▶ [Raw data]
** BEGIN **
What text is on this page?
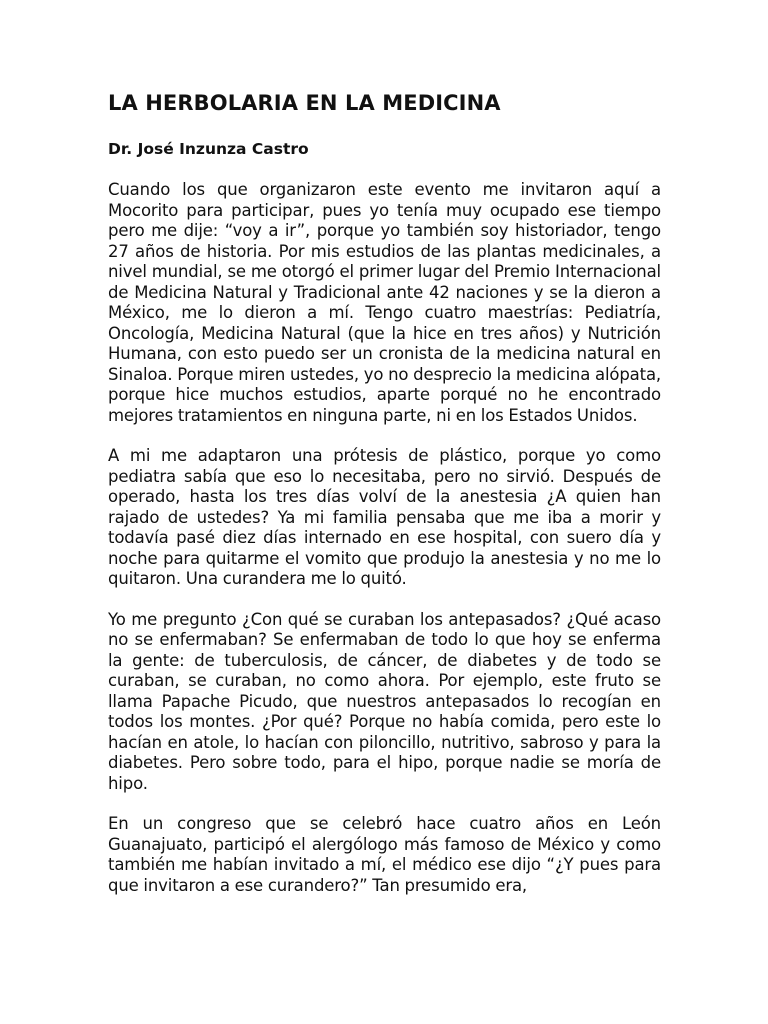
LA HERBOLARIA EN LA MEDICINA
Dr. José Inzunza Castro

Cuando los que organizaron este evento me invitaron aquí a Mocorito para participar, pues yo tenía muy ocupado ese tiempo pero me dije: “voy a ir”, porque yo también soy historiador, tengo 27 años de historia. Por mis estudios de las plantas medicinales, a nivel mundial, se me otorgó el primer lugar del Premio Internacional de Medicina Natural y Tradicional ante 42 naciones y se la dieron a México, me lo dieron a mí. Tengo cuatro maestrías: Pediatría, Oncología, Medicina Natural (que la hice en tres años) y Nutrición Humana, con esto puedo ser un cronista de la medicina natural en Sinaloa. Porque miren ustedes, yo no desprecio la medicina alópata, porque hice muchos estudios, aparte porqué no he encontrado mejores tratamientos en ninguna parte, ni en los Estados Unidos.

A mi me adaptaron una prótesis de plástico, porque yo como pediatra sabía que eso lo necesitaba, pero no sirvió. Después de operado, hasta los tres días volví de la anestesia ¿A quien han rajado de ustedes? Ya mi familia pensaba que me iba a morir y todavía pasé diez días internado en ese hospital, con suero día y noche para quitarme el vomito que produjo la anestesia y no me lo quitaron. Una curandera me lo quitó.

Yo me pregunto ¿Con qué se curaban los antepasados? ¿Qué acaso no se enfermaban? Se enfermaban de todo lo que hoy se enferma la gente: de tuberculosis, de cáncer, de diabetes y de todo se curaban, se curaban, no como ahora. Por ejemplo, este fruto se llama Papache Picudo, que nuestros antepasados lo recogían en todos los montes. ¿Por qué? Porque no había comida, pero este lo hacían en atole, lo hacían con piloncillo, nutritivo, sabroso y para la diabetes. Pero sobre todo, para el hipo, porque nadie se moría de hipo.

En un congreso que se celebró hace cuatro años en León Guanajuato, participó el alergólogo más famoso de México y como también me habían invitado a mí, el médico ese dijo “¿Y pues para que invitaron a ese curandero?” Tan presumido era,
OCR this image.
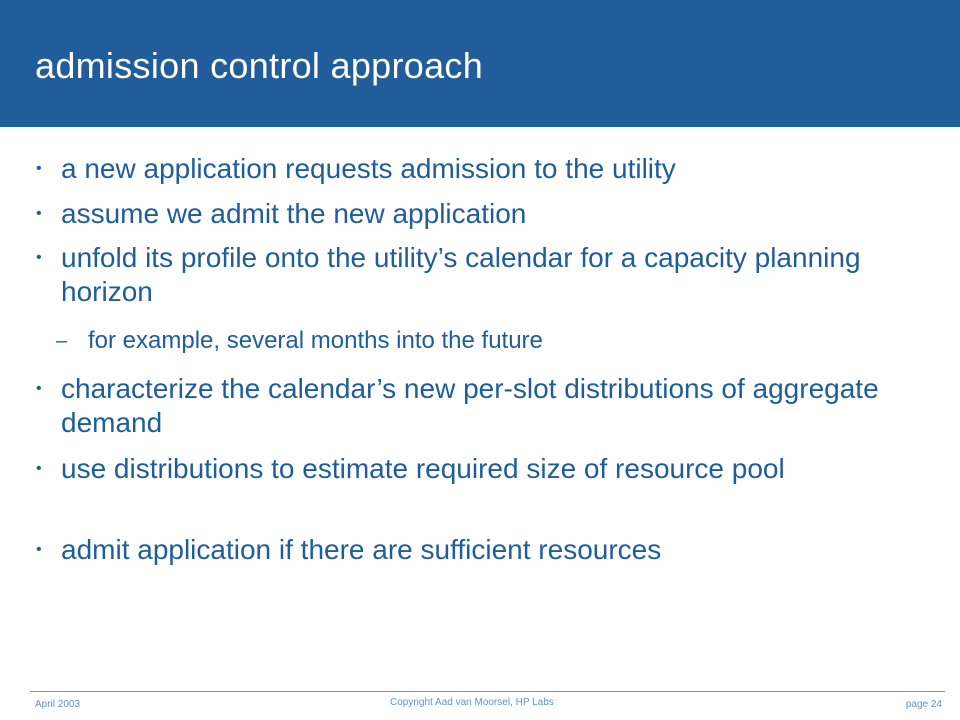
admission control approach
• a new application requests admission to the utility
• assume we admit the new application
• unfold its profile onto the utility’s calendar for a capacity planning horizon
– for example, several months into the future
• characterize the calendar’s new per-slot distributions of aggregate demand
• use distributions to estimate required size of resource pool
• admit application if there are sufficient resources
April 2003	Copyright Aad van Moorsel, HP Labs	page 24
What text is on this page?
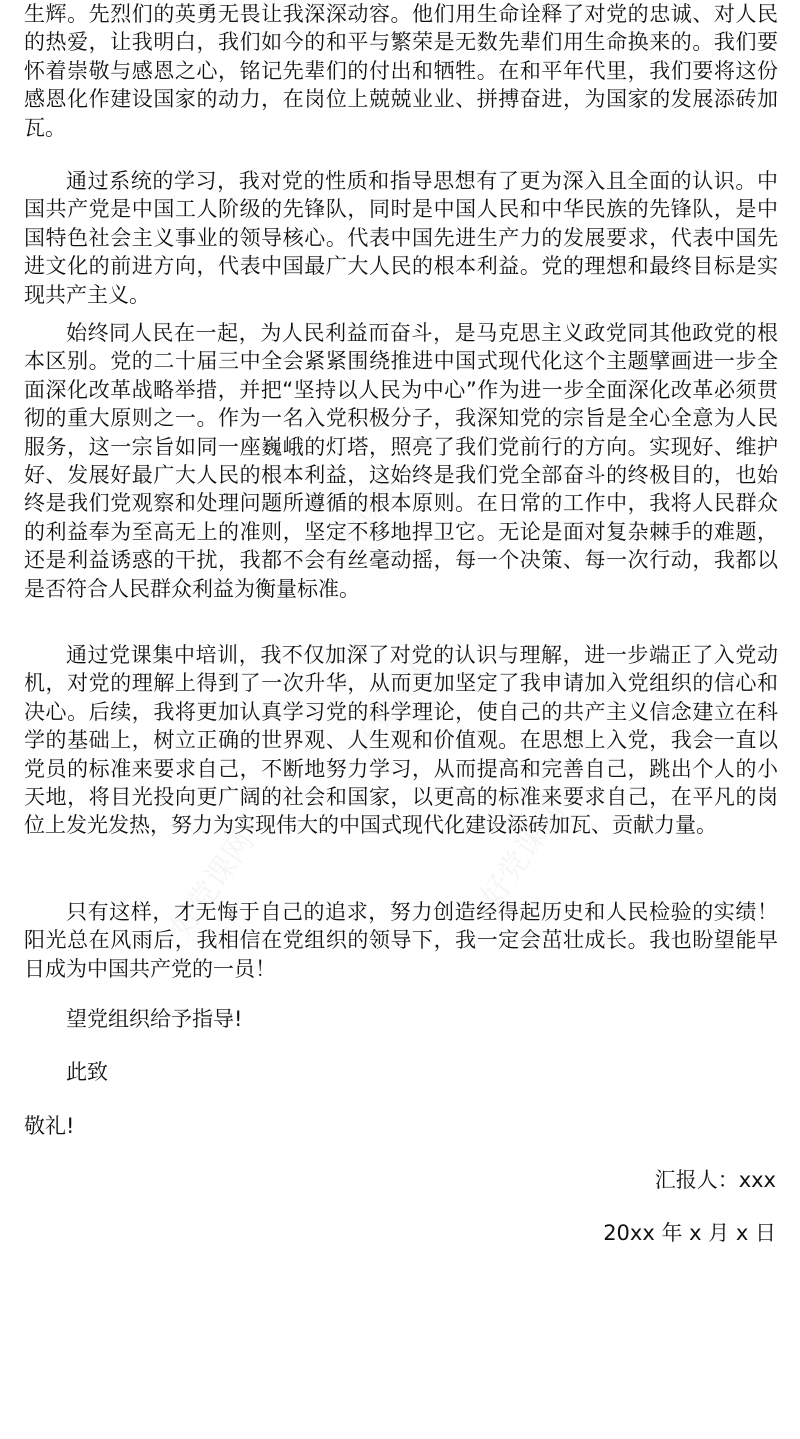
生辉。先烈们的英勇无畏让我深深动容。他们用生命诠释了对党的忠诚、对人民
的热爱，让我明白，我们如今的和平与繁荣是无数先辈们用生命换来的。我们要
怀着崇敬与感恩之心，铭记先辈们的付出和牺牲。在和平年代里，我们要将这份
感恩化作建设国家的动力，在岗位上兢兢业业、拼搏奋进，为国家的发展添砖加
瓦。
通过系统的学习，我对党的性质和指导思想有了更为深入且全面的认识。中
国共产党是中国工人阶级的先锋队，同时是中国人民和中华民族的先锋队，是中
国特色社会主义事业的领导核心。代表中国先进生产力的发展要求，代表中国先
进文化的前进方向，代表中国最广大人民的根本利益。党的理想和最终目标是实
现共产主义。
始终同人民在一起，为人民利益而奋斗，是马克思主义政党同其他政党的根
本区别。党的二十届三中全会紧紧围绕推进中国式现代化这个主题擘画进一步全
面深化改革战略举措，并把“坚持以人民为中心”作为进一步全面深化改革必须贯
彻的重大原则之一。作为一名入党积极分子，我深知党的宗旨是全心全意为人民
服务，这一宗旨如同一座巍峨的灯塔，照亮了我们党前行的方向。实现好、维护
好、发展好最广大人民的根本利益，这始终是我们党全部奋斗的终极目的，也始
终是我们党观察和处理问题所遵循的根本原则。在日常的工作中，我将人民群众
的利益奉为至高无上的准则，坚定不移地捍卫它。无论是面对复杂棘手的难题，
还是利益诱惑的干扰，我都不会有丝毫动摇，每一个决策、每一次行动，我都以
是否符合人民群众利益为衡量标准。
通过党课集中培训，我不仅加深了对党的认识与理解，进一步端正了入党动
机，对党的理解上得到了一次升华，从而更加坚定了我申请加入党组织的信心和
决心。后续，我将更加认真学习党的科学理论，使自己的共产主义信念建立在科
学的基础上，树立正确的世界观、人生观和价值观。在思想上入党，我会一直以
党员的标准来要求自己，不断地努力学习，从而提高和完善自己，跳出个人的小
天地，将目光投向更广阔的社会和国家，以更高的标准来要求自己，在平凡的岗
位上发光发热，努力为实现伟大的中国式现代化建设添砖加瓦、贡献力量。
只有这样，才无悔于自己的追求，努力创造经得起历史和人民检验的实绩！
阳光总在风雨后，我相信在党组织的领导下，我一定会茁壮成长。我也盼望能早
日成为中国共产党的一员！
望党组织给予指导!
此致
敬礼!
汇报人：xxx
20xx 年 x 月 x 日
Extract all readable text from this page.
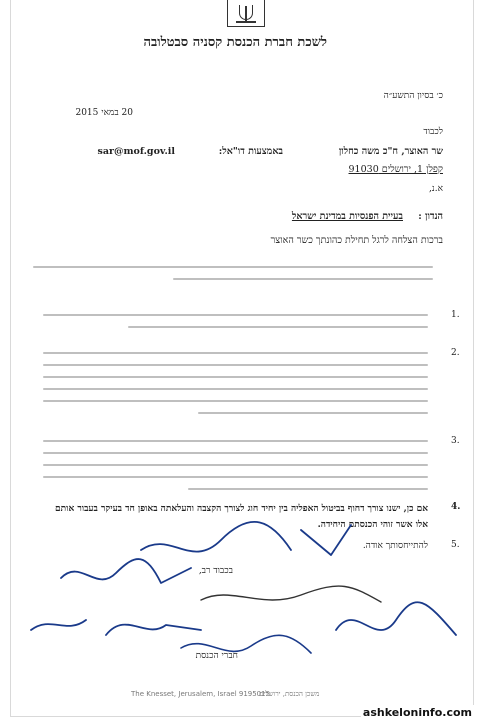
לשכת חברת הכנסת קסניה סבטלובה
כ׳ בסיון התשע״ה
20 במאי 2015
לכבוד
שר האוצר, ח"כ משה כחלון
באמצעות דו"אל:
sar@mof.gov.il
קפלן 1, ירושלים 91030
א.נ,
הנדון :
בעיית הפנסיות במדינת ישראל
ברכות הצלחה לרגל תחילת כהונתך כשר האוצר
1.
2.
3.
4.
אם כן, ישנו צורך דחוף בביטול האפליה בין יחיד חוג לצורך הקצבה והעלאתה באופן חד בעיקר בעבור אותם אלו אשר זוהי הכנסתם היחידה.
5.
להתייחסותך אודה.
בכבוד רב,
חברי הכנסת
The Knesset, Jerusalem, Israel 9195015
משכן הכנסת, ירושלים
ashkeloninfo.com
** END **
▶ [Brief]
Copy out every line of the data that includes "האוצר".

▶ [Response below]
שר האוצר, ח"כ משה כחלון
ברכות הצלחה לרגל תחילת כהונתך כשר האוצר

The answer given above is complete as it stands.